### [Testo di partenza]
"""
Cassazione. Licenziamento disciplinare per mancata timbratura di uscita nella pausa pranzo

Tratto da lasettimanagiuridica.it

Non segnare la timbratura in uscita nella pausa pranzo configura una “modalità fraudolenta” di attestazione della presenza in servizio e comporta il licenziamento disciplinare, ai sensi dell’articolo 55-quater del decreto legislativo 165/2001.

E’ quanto afferma la Corte di Cassazione con la sentenza numero 30418 del 2/11/2023.

Nel caso di specie una dipendente, per cinque volte si è assentata nell’orario della pausa pranzo, rientrando nel rispetto del tempo previsto, ma non ha provveduto a timbrare l’uscita dall’ente e il successivo rientro.

A giudizio del giudice di primo grado e di quello di appello, nella specie viene in rilievo il licenziamento disciplinare per falsa attestazione della presenza sul luogo di lavoro, concretizzatasi non già mediante materiale alterazione dei sistemi di rilevamento della presenza, bensì “con altre modalità fraudolente” e cioè la mancata timbratura dell’uscita dall’ufficio, non autorizzata.

Il comma 1 bis dell’art. 55 quater – introdotto con il decreto n. 116 del 2016, illustra che “costituisce falsa attestazione della presenza in servizio qualunque modalità fraudolenta posta in essere, anche avvalendosi di terzi, per far risultare il dipendente in servizio o trarre in inganno l’amministrazione presso la quale il dipendente presta attività lavorativa circa il rispetto dell’orario di lavoro dello stesso”.

La disposizione ha, dunque, introdotto una tipizzazione di illecito disciplinare da sanzionarsi con il

licenziamento. In particolare, l’introduzione del d.lgs. n. 165 del 2001, art. 55-quater, comma 1-bis (avvenuta con il d.lgs. n. 116 del 2016) non ha portata innovativa, ma vale come interpretazione chiarificatrice del concetto di “falsa attestazione di presenza”.
"""
### [Estratti del materiale]
"""
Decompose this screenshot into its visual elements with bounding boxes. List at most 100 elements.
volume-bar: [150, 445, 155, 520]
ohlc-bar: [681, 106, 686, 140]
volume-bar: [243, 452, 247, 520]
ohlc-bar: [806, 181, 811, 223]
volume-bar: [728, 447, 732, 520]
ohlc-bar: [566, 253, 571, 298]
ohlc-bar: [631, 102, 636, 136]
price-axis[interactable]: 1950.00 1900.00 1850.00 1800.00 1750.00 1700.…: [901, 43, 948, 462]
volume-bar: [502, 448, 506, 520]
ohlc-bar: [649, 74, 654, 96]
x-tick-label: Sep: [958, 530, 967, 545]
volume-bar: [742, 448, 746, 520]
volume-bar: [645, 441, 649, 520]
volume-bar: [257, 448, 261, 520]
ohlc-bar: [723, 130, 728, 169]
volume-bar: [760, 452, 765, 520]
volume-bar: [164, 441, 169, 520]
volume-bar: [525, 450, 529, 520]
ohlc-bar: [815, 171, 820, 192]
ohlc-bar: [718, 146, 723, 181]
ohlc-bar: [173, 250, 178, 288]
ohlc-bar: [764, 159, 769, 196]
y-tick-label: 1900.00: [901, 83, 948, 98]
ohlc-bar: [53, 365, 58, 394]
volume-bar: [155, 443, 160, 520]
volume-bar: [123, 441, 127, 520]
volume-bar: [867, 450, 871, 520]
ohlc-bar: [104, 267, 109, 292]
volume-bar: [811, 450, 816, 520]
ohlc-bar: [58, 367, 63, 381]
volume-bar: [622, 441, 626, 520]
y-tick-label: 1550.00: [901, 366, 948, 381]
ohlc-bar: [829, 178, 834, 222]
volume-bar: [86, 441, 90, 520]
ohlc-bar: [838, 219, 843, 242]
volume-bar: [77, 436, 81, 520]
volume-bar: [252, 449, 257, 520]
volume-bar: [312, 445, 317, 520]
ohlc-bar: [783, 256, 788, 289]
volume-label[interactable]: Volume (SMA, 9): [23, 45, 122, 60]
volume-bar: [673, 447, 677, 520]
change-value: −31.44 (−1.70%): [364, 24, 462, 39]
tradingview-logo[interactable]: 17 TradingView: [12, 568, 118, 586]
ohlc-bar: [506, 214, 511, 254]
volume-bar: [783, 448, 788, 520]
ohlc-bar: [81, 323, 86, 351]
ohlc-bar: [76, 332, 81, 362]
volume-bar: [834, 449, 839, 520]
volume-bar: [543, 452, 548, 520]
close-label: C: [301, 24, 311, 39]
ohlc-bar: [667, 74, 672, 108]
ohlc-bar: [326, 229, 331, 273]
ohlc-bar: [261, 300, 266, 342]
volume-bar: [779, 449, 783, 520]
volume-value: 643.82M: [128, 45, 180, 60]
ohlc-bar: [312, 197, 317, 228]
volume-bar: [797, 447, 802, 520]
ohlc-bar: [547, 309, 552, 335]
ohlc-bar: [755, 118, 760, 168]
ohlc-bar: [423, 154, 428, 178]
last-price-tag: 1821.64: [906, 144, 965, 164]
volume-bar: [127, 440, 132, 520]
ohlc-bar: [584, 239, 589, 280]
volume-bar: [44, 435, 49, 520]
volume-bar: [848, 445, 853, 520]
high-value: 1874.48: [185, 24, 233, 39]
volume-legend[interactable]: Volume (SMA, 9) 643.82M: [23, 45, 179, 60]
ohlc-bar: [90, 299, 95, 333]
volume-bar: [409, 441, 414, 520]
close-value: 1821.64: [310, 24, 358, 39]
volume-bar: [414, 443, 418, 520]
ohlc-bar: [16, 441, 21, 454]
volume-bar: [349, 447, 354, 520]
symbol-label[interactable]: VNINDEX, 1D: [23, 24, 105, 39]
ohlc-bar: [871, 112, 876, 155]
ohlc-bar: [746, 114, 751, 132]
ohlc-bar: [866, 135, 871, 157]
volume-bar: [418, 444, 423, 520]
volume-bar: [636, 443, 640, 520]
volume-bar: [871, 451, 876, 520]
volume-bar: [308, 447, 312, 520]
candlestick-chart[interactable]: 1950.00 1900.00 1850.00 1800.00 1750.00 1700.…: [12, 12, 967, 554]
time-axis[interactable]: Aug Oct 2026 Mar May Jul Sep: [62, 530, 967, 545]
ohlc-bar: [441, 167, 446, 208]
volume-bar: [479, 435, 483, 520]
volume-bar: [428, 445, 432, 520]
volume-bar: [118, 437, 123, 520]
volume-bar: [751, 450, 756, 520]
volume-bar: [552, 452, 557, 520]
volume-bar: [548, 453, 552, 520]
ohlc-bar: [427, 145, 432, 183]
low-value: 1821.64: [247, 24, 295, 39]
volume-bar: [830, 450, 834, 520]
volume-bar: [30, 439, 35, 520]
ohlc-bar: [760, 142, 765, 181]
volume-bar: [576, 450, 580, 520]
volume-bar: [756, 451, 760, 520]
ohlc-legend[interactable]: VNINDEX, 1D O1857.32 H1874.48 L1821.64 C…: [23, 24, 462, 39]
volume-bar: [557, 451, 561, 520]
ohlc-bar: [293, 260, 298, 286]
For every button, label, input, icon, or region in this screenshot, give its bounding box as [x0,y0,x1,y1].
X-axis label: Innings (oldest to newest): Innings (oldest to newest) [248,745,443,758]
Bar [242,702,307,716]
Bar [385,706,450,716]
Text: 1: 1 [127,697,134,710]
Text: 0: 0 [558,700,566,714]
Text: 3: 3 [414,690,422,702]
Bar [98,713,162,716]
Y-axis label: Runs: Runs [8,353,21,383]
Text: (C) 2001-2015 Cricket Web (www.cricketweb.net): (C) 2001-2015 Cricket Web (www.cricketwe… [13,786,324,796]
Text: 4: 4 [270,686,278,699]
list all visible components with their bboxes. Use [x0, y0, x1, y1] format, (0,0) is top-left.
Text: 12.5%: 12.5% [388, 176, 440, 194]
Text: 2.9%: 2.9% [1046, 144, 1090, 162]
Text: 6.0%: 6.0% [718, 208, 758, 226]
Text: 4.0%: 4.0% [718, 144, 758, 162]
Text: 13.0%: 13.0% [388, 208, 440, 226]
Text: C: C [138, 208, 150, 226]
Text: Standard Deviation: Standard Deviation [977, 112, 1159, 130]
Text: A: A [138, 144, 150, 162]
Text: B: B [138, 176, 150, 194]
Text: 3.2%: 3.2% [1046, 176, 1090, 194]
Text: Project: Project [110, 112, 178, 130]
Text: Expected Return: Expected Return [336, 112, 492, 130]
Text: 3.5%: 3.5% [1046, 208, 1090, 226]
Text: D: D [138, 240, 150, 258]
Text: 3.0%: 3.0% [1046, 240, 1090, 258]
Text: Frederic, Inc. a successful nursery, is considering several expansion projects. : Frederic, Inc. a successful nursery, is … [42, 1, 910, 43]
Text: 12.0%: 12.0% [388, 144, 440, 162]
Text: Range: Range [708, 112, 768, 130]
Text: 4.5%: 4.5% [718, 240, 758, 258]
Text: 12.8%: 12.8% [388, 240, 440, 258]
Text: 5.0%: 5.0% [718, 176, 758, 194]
"""
### [Dettagli esercizio]
Ricopia per intero il testo sulla mancata timbratura nella pausa pranzo, senza cambiare nulla.

### [Risposta attesa]
Cassazione. Licenziamento disciplinare per mancata timbratura di uscita nella pausa pranzo

Tratto da lasettimanagiuridica.it

Non segnare la timbratura in uscita nella pausa pranzo configura una “modalità fraudolenta” di attestazione della presenza in servizio e comporta il licenziamento disciplinare, ai sensi dell’articolo 55-quater del decreto legislativo 165/2001.

E’ quanto afferma la Corte di Cassazione con la sentenza numero 30418 del 2/11/2023.

Nel caso di specie una dipendente, per cinque volte si è assentata nell’orario della pausa pranzo, rientrando nel rispetto del tempo previsto, ma non ha provveduto a timbrare l’uscita dall’ente e il successivo rientro.

A giudizio del giudice di primo grado e di quello di appello, nella specie viene in rilievo il licenziamento disciplinare per falsa attestazione della presenza sul luogo di lavoro, concretizzatasi non già mediante materiale alterazione dei sistemi di rilevamento della presenza, bensì “con altre modalità fraudolente” e cioè la mancata timbratura dell’uscita dall’ufficio, non autorizzata.

Il comma 1 bis dell’art. 55 quater – introdotto con il decreto n. 116 del 2016, illustra che “costituisce falsa attestazione della presenza in servizio qualunque modalità fraudolenta posta in essere, anche avvalendosi di terzi, per far risultare il dipendente in servizio o trarre in inganno l’amministrazione presso la quale il dipendente presta attività lavorativa circa il rispetto dell’orario di lavoro dello stesso”.

La disposizione ha, dunque, introdotto una tipizzazione di illecito disciplinare da sanzionarsi con il

licenziamento. In particolare, l’introduzione del d.lgs. n. 165 del 2001, art. 55-quater, comma 1-bis (avvenuta con il d.lgs. n. 116 del 2016) non ha portata innovativa, ma vale come interpretazione chiarificatrice del concetto di “falsa attestazione di presenza”.